• **Extracted records**:
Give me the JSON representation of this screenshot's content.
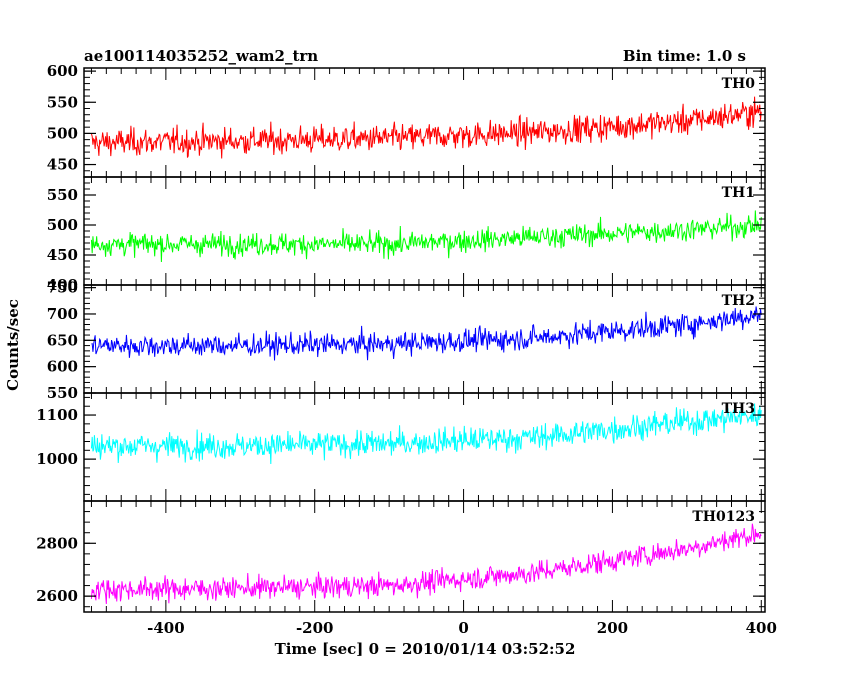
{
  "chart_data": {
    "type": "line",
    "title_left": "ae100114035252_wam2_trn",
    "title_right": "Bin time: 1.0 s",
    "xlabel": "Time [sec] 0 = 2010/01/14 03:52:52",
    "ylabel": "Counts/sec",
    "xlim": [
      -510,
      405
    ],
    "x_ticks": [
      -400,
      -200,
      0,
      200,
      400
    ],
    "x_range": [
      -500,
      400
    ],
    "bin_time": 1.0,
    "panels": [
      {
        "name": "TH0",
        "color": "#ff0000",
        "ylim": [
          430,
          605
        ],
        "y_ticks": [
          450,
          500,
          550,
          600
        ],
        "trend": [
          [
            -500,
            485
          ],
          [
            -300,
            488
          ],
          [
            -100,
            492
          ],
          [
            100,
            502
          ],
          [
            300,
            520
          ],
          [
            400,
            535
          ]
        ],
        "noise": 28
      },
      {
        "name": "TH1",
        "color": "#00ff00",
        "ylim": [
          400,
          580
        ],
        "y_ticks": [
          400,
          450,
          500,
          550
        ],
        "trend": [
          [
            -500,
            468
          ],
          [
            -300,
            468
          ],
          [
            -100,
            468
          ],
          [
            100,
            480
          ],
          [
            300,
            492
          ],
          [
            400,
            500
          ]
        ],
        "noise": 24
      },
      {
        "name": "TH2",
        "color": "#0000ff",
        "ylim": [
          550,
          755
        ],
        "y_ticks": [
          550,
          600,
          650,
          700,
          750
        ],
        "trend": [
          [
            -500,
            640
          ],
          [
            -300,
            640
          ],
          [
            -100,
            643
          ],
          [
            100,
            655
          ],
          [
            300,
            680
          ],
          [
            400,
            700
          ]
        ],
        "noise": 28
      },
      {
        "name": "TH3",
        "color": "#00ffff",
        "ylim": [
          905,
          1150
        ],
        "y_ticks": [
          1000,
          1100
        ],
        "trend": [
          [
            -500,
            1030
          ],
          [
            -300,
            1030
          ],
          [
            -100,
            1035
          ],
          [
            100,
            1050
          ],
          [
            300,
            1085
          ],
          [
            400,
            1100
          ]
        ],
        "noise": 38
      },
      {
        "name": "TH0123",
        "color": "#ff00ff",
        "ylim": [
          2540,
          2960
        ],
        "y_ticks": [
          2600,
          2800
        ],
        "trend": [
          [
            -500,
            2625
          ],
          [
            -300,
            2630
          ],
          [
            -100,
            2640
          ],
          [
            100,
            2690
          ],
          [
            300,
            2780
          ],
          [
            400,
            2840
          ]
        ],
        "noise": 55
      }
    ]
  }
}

...

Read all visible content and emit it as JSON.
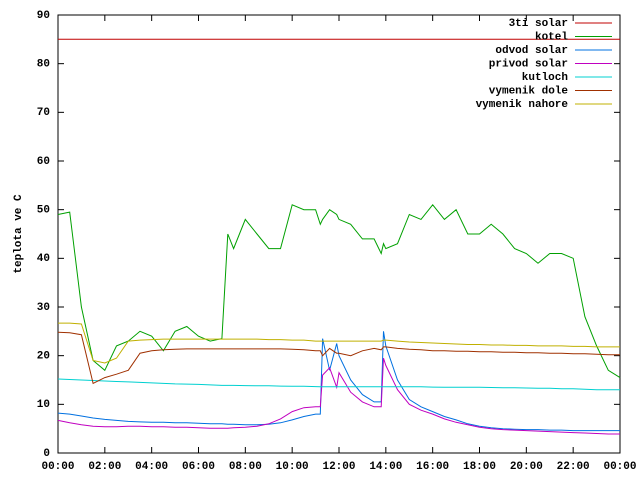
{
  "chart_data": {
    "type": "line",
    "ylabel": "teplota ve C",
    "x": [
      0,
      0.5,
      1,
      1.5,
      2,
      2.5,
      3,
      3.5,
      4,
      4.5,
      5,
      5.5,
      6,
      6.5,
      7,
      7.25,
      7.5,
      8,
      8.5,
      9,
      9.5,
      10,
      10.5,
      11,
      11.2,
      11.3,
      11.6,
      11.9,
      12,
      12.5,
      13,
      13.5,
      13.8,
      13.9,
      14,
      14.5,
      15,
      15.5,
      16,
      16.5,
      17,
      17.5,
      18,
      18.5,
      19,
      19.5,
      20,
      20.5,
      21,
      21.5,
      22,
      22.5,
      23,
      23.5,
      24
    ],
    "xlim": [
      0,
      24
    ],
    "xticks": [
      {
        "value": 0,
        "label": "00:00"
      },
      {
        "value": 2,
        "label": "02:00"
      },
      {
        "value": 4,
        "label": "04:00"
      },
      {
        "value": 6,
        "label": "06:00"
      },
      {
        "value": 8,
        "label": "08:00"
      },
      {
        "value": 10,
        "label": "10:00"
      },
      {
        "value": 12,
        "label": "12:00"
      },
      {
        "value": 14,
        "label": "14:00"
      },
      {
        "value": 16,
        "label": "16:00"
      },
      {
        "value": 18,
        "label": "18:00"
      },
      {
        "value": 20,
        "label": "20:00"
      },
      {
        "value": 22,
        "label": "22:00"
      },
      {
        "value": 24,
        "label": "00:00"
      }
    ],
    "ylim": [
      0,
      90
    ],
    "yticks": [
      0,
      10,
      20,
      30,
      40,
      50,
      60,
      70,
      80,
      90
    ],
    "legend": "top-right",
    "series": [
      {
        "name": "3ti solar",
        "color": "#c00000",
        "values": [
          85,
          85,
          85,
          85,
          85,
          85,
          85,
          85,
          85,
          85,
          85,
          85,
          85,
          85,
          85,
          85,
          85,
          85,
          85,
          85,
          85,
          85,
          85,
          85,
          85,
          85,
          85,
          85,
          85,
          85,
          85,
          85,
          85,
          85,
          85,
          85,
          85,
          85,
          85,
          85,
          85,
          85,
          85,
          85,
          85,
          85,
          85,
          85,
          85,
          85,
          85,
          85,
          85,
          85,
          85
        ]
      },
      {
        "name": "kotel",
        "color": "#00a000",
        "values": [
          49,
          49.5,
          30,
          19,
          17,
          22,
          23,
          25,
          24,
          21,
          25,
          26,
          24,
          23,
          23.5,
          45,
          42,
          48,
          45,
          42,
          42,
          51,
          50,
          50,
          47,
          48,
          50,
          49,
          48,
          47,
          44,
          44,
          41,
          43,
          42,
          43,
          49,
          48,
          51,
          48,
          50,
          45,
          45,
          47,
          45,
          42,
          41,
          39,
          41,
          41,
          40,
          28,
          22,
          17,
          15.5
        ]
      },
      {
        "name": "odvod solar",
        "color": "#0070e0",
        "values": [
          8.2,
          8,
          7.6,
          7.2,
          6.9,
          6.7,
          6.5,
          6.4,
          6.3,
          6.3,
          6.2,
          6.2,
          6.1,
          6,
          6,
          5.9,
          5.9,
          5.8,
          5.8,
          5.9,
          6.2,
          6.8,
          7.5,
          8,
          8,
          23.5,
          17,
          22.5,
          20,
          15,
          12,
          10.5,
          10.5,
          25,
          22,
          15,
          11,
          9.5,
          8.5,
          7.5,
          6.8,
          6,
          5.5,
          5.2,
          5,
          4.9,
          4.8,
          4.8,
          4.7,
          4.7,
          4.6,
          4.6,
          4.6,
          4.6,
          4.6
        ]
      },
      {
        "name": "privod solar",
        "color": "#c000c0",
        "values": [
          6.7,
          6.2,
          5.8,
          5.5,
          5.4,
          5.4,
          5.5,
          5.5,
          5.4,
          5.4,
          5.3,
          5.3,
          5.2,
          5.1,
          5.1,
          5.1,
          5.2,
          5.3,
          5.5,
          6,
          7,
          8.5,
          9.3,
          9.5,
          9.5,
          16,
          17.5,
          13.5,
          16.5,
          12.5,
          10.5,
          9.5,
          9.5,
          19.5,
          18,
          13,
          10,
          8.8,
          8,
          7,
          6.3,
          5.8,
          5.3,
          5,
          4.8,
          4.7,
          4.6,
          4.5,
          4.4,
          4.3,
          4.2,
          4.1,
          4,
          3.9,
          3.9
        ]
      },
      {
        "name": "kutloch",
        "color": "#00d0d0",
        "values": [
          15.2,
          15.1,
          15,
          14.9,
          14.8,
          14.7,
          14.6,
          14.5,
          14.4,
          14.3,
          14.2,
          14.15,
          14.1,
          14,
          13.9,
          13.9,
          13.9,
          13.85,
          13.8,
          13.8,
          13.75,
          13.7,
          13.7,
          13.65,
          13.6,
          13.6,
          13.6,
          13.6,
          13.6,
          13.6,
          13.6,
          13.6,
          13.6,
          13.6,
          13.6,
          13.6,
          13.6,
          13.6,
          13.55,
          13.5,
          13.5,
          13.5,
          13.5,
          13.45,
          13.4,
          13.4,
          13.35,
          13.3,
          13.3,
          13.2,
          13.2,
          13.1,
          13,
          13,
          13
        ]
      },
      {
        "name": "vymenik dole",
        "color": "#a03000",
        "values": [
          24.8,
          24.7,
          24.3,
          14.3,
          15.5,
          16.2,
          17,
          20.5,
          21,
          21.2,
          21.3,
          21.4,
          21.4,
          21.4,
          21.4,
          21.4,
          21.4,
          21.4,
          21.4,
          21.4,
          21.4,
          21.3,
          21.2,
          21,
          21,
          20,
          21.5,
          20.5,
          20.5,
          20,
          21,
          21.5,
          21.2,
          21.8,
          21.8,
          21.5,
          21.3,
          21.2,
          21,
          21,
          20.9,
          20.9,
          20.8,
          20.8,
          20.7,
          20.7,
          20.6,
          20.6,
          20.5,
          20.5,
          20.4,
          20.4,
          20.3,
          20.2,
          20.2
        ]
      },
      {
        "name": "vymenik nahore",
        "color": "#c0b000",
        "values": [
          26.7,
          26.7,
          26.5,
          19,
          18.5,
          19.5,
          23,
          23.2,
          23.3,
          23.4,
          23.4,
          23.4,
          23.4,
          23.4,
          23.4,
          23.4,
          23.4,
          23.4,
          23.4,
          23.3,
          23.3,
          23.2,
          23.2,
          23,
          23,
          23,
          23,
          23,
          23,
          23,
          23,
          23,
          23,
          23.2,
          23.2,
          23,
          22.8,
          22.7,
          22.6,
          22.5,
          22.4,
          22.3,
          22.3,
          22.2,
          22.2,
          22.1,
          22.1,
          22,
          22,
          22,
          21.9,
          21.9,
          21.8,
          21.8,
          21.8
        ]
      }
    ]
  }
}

==

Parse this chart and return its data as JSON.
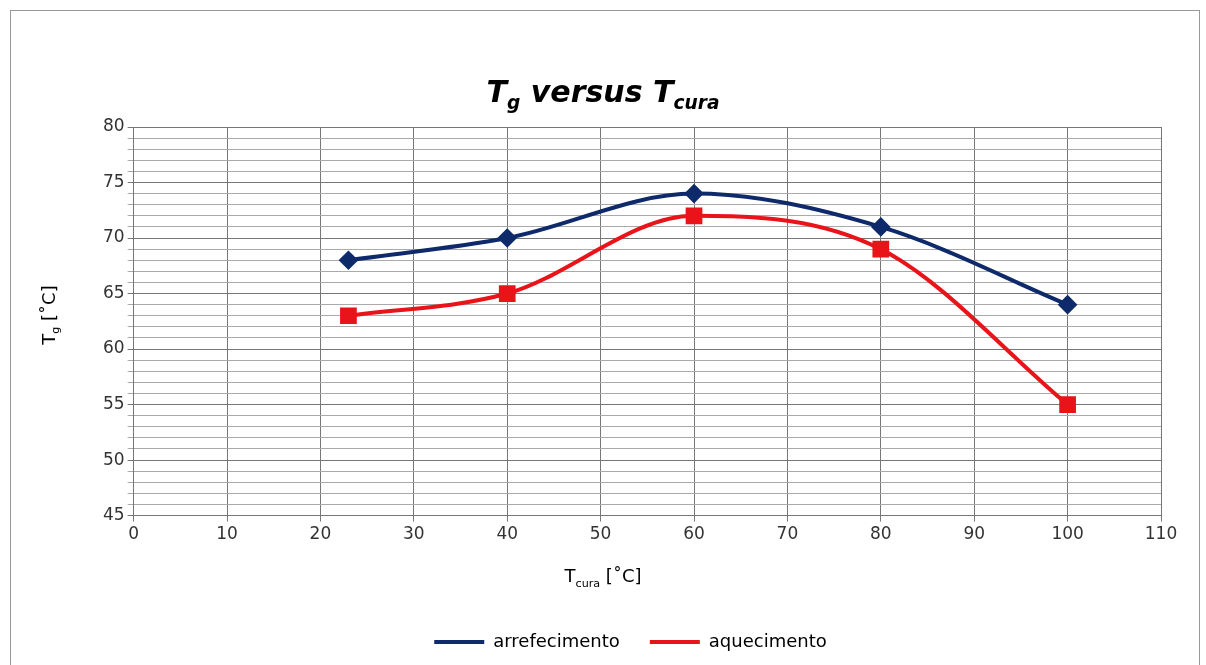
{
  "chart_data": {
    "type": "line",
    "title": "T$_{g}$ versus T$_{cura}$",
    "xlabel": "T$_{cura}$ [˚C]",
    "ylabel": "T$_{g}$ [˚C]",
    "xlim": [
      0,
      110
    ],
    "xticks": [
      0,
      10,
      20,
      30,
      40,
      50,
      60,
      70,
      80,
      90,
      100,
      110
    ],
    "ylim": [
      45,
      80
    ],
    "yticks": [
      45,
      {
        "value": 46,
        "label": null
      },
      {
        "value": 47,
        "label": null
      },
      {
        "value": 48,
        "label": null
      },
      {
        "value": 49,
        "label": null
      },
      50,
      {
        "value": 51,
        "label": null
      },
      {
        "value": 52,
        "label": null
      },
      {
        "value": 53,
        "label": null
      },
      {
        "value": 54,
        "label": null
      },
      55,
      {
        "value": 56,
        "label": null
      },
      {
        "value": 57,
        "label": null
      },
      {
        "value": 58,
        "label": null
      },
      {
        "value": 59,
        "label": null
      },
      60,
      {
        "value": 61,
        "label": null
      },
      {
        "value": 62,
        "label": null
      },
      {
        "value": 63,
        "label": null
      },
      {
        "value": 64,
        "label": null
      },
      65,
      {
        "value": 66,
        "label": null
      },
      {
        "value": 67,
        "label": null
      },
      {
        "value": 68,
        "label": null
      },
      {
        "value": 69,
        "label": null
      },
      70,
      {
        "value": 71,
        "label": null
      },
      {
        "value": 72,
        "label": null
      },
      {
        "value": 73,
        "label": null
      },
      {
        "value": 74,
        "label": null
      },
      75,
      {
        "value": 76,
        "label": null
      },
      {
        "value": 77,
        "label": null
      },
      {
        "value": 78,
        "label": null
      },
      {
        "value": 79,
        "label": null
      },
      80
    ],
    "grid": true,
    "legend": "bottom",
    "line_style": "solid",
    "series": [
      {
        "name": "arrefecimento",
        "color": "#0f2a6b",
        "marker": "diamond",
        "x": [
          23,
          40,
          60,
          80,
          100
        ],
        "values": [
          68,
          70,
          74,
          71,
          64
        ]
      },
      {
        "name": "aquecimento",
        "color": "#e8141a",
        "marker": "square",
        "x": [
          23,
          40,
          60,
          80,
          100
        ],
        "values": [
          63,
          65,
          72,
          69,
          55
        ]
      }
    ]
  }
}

• **Short exercise**: Pull every line holding "cura" out of the records.

• **Task response**:
    "title": "T$_{g}$ versus T$_{cura}$",
    "xlabel": "T$_{cura}$ [˚C]",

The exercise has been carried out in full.